→ **WHAT THIS TASK INVOLVES**
Write out the passage of the Inference API page below, from "Authentication" up to and including "Configuration for details.", copying it exactly.

→ **EXTRACT PROVIDED**
══════

Inference API
The Inference API (mILM) provides OpenAI-compatible inference capabilities for the AI Foundation Package. This service supports chat completions, text embeddings, and model cache management for GGUF models stored in the Model Registry.
Base URL
http://localhost:8083/mimik-ai/openai/v1
The Inference API follows the OpenAI API format, making it compatible with existing OpenAI client libraries and tools.
Authentication
All endpoints require a Bearer token in the Authorization header:
Authorization: Bearer 1234
The default API key is 1234, configured in the [milm-v1] section of the addon .ini file. See Addon Configuration for details.
Quick Reference
| Method | Endpoint | Description |
|---|---|---|
| POST | /chat/completions | Generate chat response |
| POST | /embeddings | Generate text embeddings |
| GET | /models | List loaded models |
| POST | /models | Load model into cache |
| DELETE | /models?modelId={id} | Unload model from cache |
Chat Completions
Generate chat responses using LLM or VLM models.

══════

→ **DATA SHOWN**
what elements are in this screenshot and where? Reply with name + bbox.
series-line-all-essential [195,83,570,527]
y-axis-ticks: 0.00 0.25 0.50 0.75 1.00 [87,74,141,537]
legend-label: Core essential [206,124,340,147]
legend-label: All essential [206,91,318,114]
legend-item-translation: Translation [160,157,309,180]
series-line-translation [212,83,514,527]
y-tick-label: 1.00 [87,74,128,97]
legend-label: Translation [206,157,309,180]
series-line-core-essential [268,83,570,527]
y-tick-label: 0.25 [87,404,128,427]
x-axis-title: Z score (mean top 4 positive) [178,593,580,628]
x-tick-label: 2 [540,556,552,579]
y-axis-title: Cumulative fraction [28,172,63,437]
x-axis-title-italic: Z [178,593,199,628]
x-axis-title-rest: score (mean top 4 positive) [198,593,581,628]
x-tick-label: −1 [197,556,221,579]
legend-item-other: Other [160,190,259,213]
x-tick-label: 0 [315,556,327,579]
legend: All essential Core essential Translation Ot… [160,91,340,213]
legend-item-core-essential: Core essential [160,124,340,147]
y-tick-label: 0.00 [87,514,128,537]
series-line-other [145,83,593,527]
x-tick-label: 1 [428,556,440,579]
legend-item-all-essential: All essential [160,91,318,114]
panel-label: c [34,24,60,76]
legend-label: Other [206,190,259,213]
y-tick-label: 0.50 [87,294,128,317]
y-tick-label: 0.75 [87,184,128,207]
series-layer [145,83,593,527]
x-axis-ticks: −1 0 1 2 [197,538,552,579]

══════

→ **REPLY**
Authentication
All endpoints require a Bearer token in the Authorization header:
Authorization: Bearer 1234
The default API key is 1234, configured in the [milm-v1] section of the addon .ini file. See Addon Configuration for details.